--- start ---

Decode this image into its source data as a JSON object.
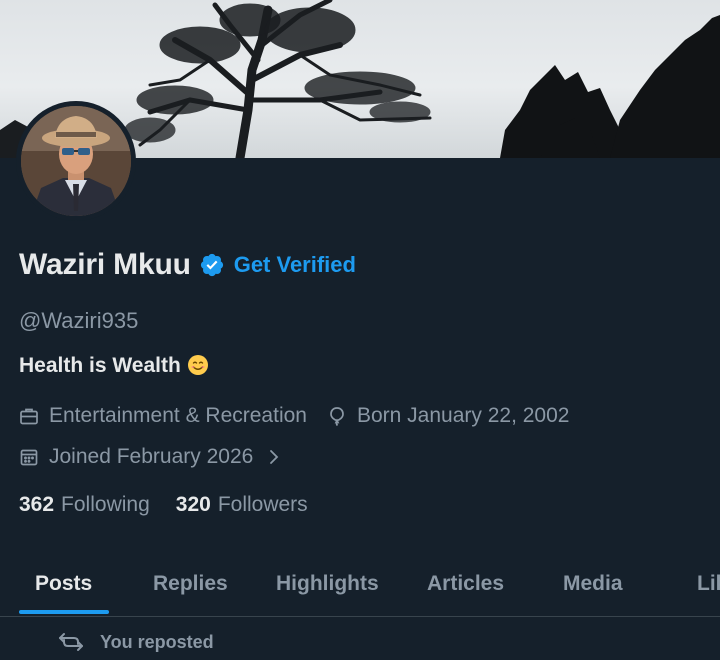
{
  "profile": {
    "name": "Waziri Mkuu",
    "get_verified_label": "Get Verified",
    "handle": "@Waziri935",
    "bio": "Health is Wealth",
    "bio_emoji": "smiling-face-emoji",
    "category": "Entertainment & Recreation",
    "birthday": "Born January 22, 2002",
    "joined": "Joined February 2026"
  },
  "stats": {
    "following_count": "362",
    "following_label": "Following",
    "followers_count": "320",
    "followers_label": "Followers"
  },
  "tabs": [
    {
      "label": "Posts",
      "active": true
    },
    {
      "label": "Replies",
      "active": false
    },
    {
      "label": "Highlights",
      "active": false
    },
    {
      "label": "Articles",
      "active": false
    },
    {
      "label": "Media",
      "active": false
    },
    {
      "label": "Likes",
      "active": false
    }
  ],
  "feed": {
    "repost_label": "You reposted"
  },
  "icons": {
    "verified": "verified-badge-icon",
    "category": "briefcase-icon",
    "birthday": "balloon-icon",
    "joined": "calendar-icon",
    "chevron": "chevron-right-icon",
    "repost": "repost-icon"
  },
  "colors": {
    "background": "#15202b",
    "accent": "#1d9bf0",
    "primary_text": "#e7e9ea",
    "secondary_text": "#8b98a5",
    "divider": "#38444d"
  }
}
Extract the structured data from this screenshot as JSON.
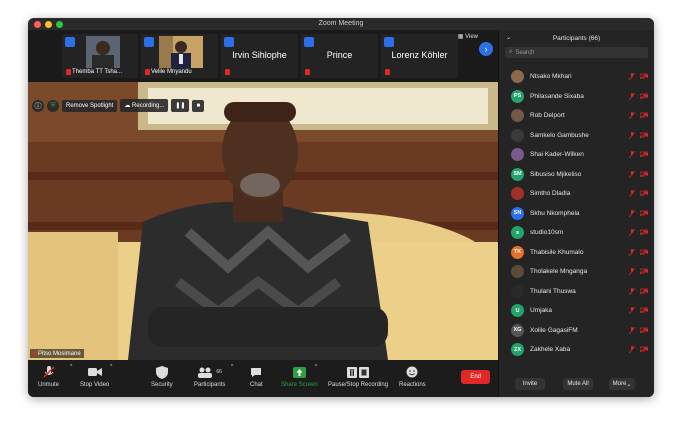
{
  "window": {
    "title": "Zoom Meeting"
  },
  "colors": {
    "accent": "#2d6fe6",
    "danger": "#e02828",
    "share": "#2ea043"
  },
  "strip": {
    "tiles": [
      {
        "name": "Themba TT Tsha...",
        "type": "photo"
      },
      {
        "name": "Velile Mnyandu",
        "type": "photo"
      },
      {
        "name": "Irvin Sihlophe",
        "type": "name"
      },
      {
        "name": "Prince",
        "type": "name"
      },
      {
        "name": "Lorenz Köhler",
        "type": "name"
      }
    ],
    "view_label": "View"
  },
  "video": {
    "remove_spotlight": "Remove Spotlight",
    "recording": "Recording...",
    "speaker_name": "Pitso Mosimane"
  },
  "toolbar": {
    "unmute": "Unmute",
    "stop_video": "Stop Video",
    "security": "Security",
    "participants": "Participants",
    "participants_count": "66",
    "chat": "Chat",
    "share_screen": "Share Screen",
    "pause_stop_recording": "Pause/Stop Recording",
    "reactions": "Reactions",
    "end": "End"
  },
  "panel": {
    "title": "Participants (66)",
    "search_placeholder": "Search",
    "participants": [
      {
        "name": "Ntsako Mkhari",
        "initials": "",
        "color": "#8a6a4a",
        "icon": "photo"
      },
      {
        "name": "Philasande Sixaba",
        "initials": "PS",
        "color": "#23a26d",
        "icon": "initials"
      },
      {
        "name": "Rob Delport",
        "initials": "",
        "color": "#6f5a4a",
        "icon": "photo"
      },
      {
        "name": "Samkelo Gambushe",
        "initials": "",
        "color": "#3a3a3a",
        "icon": "photo"
      },
      {
        "name": "Shai Kader-Wilken",
        "initials": "",
        "color": "#7a5a8a",
        "icon": "photo"
      },
      {
        "name": "Sibusiso Mjikeliso",
        "initials": "SM",
        "color": "#23a26d",
        "icon": "initials"
      },
      {
        "name": "Simtho Dladla",
        "initials": "",
        "color": "#a0302a",
        "icon": "photo"
      },
      {
        "name": "Skhu Nkomphela",
        "initials": "SN",
        "color": "#2d6fe6",
        "icon": "initials"
      },
      {
        "name": "studio10sm",
        "initials": "s",
        "color": "#23a26d",
        "icon": "initials"
      },
      {
        "name": "Thabisile Khumalo",
        "initials": "TK",
        "color": "#e3702a",
        "icon": "initials"
      },
      {
        "name": "Tholakele Mnganga",
        "initials": "",
        "color": "#5a4a3a",
        "icon": "photo"
      },
      {
        "name": "Thulani Thuswa",
        "initials": "",
        "color": "#2a2a2a",
        "icon": "photo"
      },
      {
        "name": "Umjaka",
        "initials": "U",
        "color": "#23a26d",
        "icon": "initials"
      },
      {
        "name": "Xolile GagasiFM",
        "initials": "XG",
        "color": "#555555",
        "icon": "initials"
      },
      {
        "name": "Zakhele Xaba",
        "initials": "ZX",
        "color": "#23a26d",
        "icon": "initials"
      }
    ],
    "invite": "Invite",
    "mute_all": "Mute All",
    "more": "More"
  }
}
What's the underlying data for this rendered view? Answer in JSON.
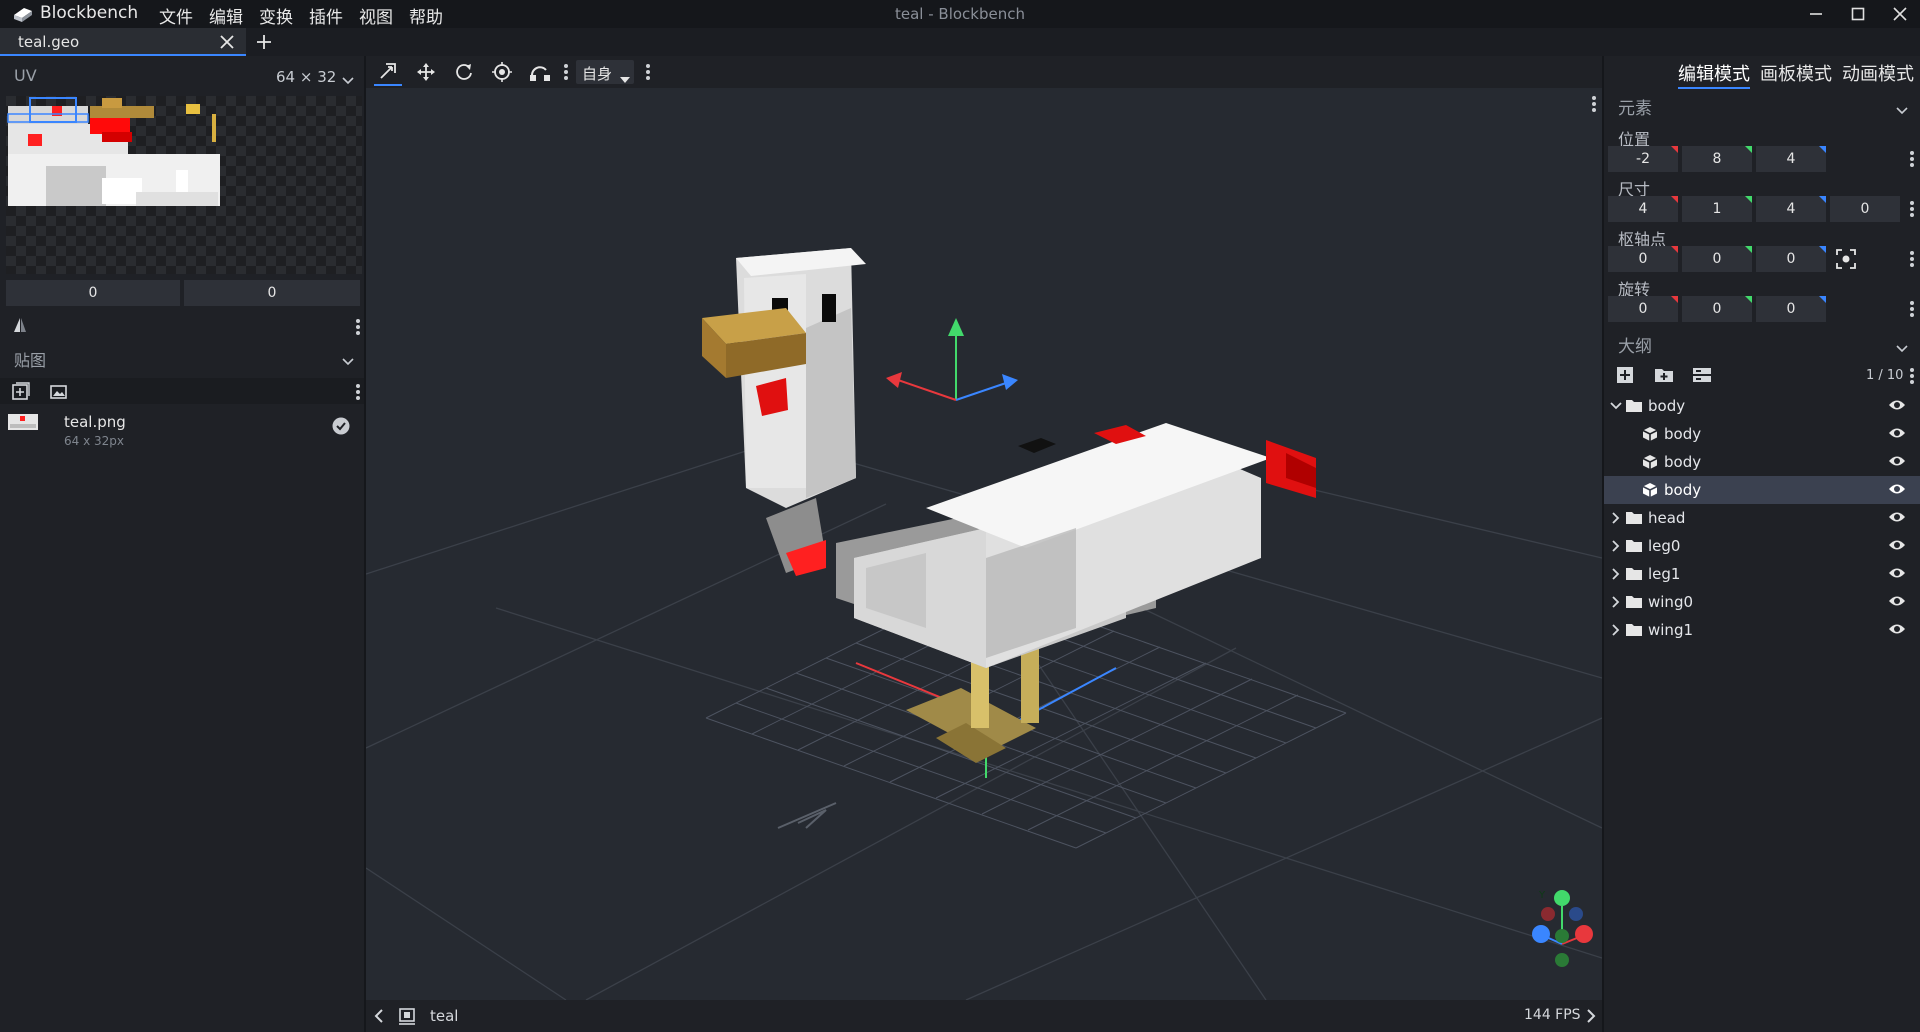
{
  "titlebar": {
    "app_name": "Blockbench",
    "menus": [
      "文件",
      "编辑",
      "变换",
      "插件",
      "视图",
      "帮助"
    ],
    "window_title": "teal - Blockbench"
  },
  "tabs": [
    {
      "label": "teal.geo"
    }
  ],
  "uv_panel": {
    "title": "UV",
    "size": "64 × 32",
    "values": [
      "0",
      "0"
    ]
  },
  "textures": {
    "title": "贴图",
    "items": [
      {
        "name": "teal.png",
        "size": "64 x 32px"
      }
    ]
  },
  "toolbar": {
    "space_label": "自身"
  },
  "modes": [
    "编辑模式",
    "画板模式",
    "动画模式"
  ],
  "element": {
    "title": "元素",
    "rows": [
      {
        "label": "位置",
        "values": [
          "-2",
          "8",
          "4"
        ]
      },
      {
        "label": "尺寸",
        "values": [
          "4",
          "1",
          "4",
          "0"
        ]
      },
      {
        "label": "枢轴点",
        "values": [
          "0",
          "0",
          "0"
        ]
      },
      {
        "label": "旋转",
        "values": [
          "0",
          "0",
          "0"
        ]
      }
    ]
  },
  "outliner": {
    "title": "大纲",
    "count": "1 / 10",
    "items": [
      {
        "name": "body",
        "type": "group",
        "expanded": true,
        "level": 0
      },
      {
        "name": "body",
        "type": "cube",
        "level": 1
      },
      {
        "name": "body",
        "type": "cube",
        "level": 1
      },
      {
        "name": "body",
        "type": "cube",
        "level": 1,
        "selected": true
      },
      {
        "name": "head",
        "type": "group",
        "level": 0
      },
      {
        "name": "leg0",
        "type": "group",
        "level": 0
      },
      {
        "name": "leg1",
        "type": "group",
        "level": 0
      },
      {
        "name": "wing0",
        "type": "group",
        "level": 0
      },
      {
        "name": "wing1",
        "type": "group",
        "level": 0
      }
    ]
  },
  "statusbar": {
    "model_name": "teal",
    "fps": "144 FPS"
  },
  "colors": {
    "accent": "#3a86ff",
    "axis_x": "#e8383d",
    "axis_y": "#42d96b",
    "axis_z": "#3a86ff"
  }
}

--- end ---

Provide the count, and nothing else, of lines in the data above where the word "true" occurs.

3